#### [Figure dataset records]

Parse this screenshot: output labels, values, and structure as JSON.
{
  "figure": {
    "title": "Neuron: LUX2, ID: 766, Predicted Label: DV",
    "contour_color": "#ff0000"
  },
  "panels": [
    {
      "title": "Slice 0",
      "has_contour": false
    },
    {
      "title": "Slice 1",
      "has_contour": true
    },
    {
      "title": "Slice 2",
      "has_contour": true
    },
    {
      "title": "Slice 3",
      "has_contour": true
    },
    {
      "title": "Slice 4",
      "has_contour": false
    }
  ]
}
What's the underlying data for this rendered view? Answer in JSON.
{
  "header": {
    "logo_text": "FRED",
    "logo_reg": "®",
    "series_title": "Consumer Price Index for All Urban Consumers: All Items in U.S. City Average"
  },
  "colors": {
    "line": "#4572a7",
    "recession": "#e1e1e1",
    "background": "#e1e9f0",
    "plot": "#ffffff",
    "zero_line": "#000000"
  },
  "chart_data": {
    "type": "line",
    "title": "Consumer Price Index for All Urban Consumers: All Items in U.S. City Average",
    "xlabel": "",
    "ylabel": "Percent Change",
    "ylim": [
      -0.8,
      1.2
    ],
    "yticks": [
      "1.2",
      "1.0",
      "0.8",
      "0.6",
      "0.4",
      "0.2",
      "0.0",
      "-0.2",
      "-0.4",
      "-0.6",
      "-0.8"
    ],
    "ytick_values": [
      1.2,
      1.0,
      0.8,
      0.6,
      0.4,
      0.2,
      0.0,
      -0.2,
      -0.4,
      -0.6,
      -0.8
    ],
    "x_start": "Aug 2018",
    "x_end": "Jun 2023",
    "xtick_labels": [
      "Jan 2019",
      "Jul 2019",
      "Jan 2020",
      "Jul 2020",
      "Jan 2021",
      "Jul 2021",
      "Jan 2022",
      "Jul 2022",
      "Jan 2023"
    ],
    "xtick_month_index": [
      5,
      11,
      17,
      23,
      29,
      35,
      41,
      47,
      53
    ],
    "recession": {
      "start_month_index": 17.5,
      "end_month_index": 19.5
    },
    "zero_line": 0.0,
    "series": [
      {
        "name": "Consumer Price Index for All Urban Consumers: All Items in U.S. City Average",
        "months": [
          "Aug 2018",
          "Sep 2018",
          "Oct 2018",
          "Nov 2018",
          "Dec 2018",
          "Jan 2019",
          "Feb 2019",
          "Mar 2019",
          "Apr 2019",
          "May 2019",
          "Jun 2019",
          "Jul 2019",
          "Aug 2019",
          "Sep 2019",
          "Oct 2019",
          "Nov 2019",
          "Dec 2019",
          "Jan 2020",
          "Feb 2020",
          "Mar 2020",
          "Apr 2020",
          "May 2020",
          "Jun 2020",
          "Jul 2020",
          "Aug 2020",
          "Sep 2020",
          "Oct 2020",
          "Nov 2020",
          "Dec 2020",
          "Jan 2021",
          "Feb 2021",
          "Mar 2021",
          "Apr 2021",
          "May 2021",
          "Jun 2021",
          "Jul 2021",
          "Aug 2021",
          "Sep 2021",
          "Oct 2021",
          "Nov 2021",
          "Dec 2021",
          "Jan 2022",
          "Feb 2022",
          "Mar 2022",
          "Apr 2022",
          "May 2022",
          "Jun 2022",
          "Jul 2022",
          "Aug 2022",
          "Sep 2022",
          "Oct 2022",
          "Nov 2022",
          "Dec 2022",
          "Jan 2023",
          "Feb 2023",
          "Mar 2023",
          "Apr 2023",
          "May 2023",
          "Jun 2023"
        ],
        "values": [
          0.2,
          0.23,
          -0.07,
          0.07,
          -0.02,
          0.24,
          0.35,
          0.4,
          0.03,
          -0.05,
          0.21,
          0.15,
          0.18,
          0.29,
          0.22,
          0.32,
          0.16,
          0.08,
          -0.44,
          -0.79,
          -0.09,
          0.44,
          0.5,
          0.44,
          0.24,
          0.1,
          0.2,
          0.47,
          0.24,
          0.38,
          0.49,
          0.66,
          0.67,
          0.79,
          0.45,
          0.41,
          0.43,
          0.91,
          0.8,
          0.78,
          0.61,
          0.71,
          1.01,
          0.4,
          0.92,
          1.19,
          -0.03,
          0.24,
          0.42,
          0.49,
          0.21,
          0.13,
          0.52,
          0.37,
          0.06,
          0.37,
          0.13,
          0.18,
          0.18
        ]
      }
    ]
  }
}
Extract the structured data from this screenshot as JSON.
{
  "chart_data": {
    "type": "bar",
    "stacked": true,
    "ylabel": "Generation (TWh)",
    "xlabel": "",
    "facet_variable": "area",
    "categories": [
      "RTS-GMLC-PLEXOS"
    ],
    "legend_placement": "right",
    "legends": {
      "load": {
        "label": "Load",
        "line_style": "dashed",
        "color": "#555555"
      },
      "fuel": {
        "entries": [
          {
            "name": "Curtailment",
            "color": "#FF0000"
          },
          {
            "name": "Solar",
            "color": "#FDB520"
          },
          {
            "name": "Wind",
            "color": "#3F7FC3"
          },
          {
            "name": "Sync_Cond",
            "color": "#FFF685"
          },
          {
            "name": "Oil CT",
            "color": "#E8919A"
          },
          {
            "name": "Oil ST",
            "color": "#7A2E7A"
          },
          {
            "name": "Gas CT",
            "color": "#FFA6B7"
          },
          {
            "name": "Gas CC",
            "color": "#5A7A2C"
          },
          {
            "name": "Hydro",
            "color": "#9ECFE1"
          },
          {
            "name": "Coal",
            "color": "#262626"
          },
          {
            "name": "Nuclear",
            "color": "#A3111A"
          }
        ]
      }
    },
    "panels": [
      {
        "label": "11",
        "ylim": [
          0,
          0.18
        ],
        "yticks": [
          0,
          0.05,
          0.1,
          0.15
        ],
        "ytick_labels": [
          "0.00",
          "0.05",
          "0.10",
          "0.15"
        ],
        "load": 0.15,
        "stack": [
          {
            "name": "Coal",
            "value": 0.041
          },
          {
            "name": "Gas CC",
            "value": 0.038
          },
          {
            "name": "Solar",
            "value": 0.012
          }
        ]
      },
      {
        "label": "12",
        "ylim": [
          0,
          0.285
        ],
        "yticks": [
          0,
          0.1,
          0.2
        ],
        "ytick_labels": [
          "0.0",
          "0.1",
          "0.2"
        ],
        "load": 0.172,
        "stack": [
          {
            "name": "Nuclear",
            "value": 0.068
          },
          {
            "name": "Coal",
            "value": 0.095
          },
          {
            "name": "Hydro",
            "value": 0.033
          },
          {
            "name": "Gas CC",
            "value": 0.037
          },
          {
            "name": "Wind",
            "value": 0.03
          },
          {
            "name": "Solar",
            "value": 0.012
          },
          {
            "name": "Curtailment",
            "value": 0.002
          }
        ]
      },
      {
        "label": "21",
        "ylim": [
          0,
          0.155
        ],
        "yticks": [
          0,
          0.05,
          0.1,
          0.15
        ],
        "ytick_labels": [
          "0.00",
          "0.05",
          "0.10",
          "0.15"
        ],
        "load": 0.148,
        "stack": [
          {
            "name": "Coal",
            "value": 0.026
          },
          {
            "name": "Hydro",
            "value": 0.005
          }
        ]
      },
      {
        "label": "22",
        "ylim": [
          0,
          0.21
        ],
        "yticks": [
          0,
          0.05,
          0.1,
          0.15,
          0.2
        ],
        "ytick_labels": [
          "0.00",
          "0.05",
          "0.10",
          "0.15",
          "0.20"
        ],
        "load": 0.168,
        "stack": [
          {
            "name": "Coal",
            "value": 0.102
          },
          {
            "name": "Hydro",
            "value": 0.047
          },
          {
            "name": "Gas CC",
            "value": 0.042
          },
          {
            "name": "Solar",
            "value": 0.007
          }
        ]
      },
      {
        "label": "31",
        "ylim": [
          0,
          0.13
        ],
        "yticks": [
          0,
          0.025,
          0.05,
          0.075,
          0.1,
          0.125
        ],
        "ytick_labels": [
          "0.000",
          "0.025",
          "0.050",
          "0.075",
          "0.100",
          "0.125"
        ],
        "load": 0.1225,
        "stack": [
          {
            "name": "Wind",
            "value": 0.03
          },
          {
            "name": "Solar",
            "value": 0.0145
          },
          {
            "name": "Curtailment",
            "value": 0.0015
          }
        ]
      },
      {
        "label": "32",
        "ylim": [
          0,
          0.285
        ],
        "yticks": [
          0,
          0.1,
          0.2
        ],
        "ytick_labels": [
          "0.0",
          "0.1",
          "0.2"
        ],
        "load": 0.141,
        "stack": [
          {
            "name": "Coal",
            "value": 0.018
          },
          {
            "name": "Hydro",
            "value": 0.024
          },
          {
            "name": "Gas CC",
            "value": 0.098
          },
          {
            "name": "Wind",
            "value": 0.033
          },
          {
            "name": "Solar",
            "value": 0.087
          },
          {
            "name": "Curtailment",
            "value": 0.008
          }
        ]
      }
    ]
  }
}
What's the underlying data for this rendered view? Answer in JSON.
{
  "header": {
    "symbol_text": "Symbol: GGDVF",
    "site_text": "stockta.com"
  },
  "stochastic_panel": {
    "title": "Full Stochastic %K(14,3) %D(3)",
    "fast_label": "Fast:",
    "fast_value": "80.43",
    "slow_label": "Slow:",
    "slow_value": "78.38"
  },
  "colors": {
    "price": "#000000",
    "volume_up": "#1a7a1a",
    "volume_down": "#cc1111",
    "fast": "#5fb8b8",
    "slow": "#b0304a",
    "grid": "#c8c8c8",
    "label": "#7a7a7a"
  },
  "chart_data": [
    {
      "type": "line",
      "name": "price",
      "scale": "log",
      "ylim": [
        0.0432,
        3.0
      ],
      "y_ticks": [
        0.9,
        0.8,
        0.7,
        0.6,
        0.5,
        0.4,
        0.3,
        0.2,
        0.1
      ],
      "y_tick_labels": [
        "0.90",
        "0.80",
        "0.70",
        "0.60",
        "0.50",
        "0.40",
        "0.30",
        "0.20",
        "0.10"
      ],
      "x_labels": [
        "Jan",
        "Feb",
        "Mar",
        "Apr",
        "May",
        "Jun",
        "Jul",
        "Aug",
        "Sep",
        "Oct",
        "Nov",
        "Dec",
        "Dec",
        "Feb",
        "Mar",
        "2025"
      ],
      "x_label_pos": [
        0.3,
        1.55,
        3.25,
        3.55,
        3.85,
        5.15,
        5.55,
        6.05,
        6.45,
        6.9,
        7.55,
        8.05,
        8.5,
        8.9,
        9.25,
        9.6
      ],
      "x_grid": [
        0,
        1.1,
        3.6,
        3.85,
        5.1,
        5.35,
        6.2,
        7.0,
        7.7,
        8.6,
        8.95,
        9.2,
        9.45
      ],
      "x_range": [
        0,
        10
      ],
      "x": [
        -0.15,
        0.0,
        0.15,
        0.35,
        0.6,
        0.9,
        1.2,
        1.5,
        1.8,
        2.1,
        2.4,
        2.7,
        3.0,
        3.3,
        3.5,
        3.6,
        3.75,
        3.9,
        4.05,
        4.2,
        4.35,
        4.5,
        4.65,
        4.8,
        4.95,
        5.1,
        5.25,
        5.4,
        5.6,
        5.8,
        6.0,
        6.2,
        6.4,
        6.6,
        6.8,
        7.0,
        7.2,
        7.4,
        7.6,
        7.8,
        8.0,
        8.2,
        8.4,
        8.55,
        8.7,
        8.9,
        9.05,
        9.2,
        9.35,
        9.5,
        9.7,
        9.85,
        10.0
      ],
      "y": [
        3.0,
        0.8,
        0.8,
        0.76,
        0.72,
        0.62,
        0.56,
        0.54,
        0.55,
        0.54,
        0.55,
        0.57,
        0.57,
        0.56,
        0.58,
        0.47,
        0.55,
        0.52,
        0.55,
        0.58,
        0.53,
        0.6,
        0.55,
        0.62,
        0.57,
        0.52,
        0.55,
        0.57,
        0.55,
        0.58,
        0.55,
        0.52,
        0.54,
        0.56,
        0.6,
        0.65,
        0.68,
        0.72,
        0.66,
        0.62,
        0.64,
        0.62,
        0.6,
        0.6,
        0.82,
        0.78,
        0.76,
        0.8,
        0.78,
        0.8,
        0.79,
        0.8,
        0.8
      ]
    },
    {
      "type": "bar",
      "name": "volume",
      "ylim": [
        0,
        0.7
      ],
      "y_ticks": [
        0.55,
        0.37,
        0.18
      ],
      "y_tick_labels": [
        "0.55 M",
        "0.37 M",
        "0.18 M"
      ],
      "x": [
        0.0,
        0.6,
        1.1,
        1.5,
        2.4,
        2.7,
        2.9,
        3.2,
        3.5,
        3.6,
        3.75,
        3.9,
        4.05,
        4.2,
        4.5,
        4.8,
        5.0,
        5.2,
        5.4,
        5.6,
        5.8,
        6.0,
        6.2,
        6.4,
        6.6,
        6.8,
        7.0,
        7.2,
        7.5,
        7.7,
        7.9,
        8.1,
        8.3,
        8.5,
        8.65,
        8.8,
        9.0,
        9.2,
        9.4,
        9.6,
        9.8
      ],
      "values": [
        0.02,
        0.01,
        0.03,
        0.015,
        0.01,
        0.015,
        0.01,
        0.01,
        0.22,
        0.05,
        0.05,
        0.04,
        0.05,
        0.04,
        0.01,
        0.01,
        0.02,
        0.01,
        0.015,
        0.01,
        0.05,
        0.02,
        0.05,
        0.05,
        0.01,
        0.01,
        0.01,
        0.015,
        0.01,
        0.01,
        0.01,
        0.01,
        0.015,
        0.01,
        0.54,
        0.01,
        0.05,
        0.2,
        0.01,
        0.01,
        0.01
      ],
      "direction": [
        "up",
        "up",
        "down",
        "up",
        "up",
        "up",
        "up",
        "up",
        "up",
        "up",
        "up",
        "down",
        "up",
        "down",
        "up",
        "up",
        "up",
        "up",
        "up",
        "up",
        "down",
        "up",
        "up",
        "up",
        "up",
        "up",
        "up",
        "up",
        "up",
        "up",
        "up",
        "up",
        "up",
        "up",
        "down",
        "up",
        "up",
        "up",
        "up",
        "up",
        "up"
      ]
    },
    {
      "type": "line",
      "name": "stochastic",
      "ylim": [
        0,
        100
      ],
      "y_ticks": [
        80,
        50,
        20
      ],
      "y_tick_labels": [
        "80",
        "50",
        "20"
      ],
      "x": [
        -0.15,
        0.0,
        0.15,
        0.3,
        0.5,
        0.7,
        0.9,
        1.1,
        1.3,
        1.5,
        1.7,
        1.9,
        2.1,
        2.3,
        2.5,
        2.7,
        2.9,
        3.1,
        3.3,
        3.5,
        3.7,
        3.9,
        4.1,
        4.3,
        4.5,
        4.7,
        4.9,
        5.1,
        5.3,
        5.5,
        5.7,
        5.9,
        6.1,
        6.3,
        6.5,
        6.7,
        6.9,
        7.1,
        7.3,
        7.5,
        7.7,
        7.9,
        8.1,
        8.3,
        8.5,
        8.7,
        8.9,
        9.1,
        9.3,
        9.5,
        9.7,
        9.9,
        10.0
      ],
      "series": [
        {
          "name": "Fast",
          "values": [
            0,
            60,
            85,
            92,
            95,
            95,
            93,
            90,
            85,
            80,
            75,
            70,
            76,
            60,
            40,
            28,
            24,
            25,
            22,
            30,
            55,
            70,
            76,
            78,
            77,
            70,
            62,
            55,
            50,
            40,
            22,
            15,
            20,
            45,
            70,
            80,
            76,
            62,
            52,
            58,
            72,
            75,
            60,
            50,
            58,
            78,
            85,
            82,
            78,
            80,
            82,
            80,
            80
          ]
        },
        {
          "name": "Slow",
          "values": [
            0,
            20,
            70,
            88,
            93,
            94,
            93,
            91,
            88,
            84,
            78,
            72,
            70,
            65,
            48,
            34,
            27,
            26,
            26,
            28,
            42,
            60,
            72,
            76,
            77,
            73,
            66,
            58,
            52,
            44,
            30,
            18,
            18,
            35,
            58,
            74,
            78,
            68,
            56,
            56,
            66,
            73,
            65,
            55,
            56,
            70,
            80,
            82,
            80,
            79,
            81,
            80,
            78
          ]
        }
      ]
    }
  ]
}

#### [Task description]
How many lines in the records above hold the word "screenshot"? Give only the number.

#### [The answer]
2